What is asked — Copy each line below without leaving any out.

Records —
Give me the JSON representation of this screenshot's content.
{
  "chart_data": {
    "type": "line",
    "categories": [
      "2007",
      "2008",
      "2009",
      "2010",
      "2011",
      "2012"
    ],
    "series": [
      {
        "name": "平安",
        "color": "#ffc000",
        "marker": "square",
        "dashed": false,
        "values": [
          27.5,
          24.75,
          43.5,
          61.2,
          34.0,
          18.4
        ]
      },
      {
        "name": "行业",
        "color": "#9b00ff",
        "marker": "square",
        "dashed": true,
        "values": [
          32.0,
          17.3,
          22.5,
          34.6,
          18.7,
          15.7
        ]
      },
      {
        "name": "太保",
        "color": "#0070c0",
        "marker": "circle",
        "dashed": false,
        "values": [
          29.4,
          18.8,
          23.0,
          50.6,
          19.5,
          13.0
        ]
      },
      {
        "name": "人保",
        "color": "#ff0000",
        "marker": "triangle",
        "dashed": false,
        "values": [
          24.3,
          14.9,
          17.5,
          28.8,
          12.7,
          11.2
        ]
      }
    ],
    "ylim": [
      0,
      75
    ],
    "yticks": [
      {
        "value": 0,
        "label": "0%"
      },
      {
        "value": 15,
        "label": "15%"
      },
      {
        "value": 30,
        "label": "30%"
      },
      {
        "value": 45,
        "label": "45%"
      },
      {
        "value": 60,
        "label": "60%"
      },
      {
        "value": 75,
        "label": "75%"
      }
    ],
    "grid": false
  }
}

Written solution —
Give me the JSON representation of this screenshot's content.
{
  "chart_data": {
    "type": "line",
    "categories": [
      "2007",
      "2008",
      "2009",
      "2010",
      "2011",
      "2012"
    ],
    "series": [
      {
        "name": "平安",
        "color": "#ffc000",
        "marker": "square",
        "dashed": false,
        "values": [
          27.5,
          24.75,
          43.5,
          61.2,
          34.0,
          18.4
        ]
      },
      {
        "name": "行业",
        "color": "#9b00ff",
        "marker": "square",
        "dashed": true,
        "values": [
          32.0,
          17.3,
          22.5,
          34.6,
          18.7,
          15.7
        ]
      },
      {
        "name": "太保",
        "color": "#0070c0",
        "marker": "circle",
        "dashed": false,
        "values": [
          29.4,
          18.8,
          23.0,
          50.6,
          19.5,
          13.0
        ]
      },
      {
        "name": "人保",
        "color": "#ff0000",
        "marker": "triangle",
        "dashed": false,
        "values": [
          24.3,
          14.9,
          17.5,
          28.8,
          12.7,
          11.2
        ]
      }
    ],
    "ylim": [
      0,
      75
    ],
    "yticks": [
      {
        "value": 0,
        "label": "0%"
      },
      {
        "value": 15,
        "label": "15%"
      },
      {
        "value": 30,
        "label": "30%"
      },
      {
        "value": 45,
        "label": "45%"
      },
      {
        "value": 60,
        "label": "60%"
      },
      {
        "value": 75,
        "label": "75%"
      }
    ],
    "grid": false
  }
}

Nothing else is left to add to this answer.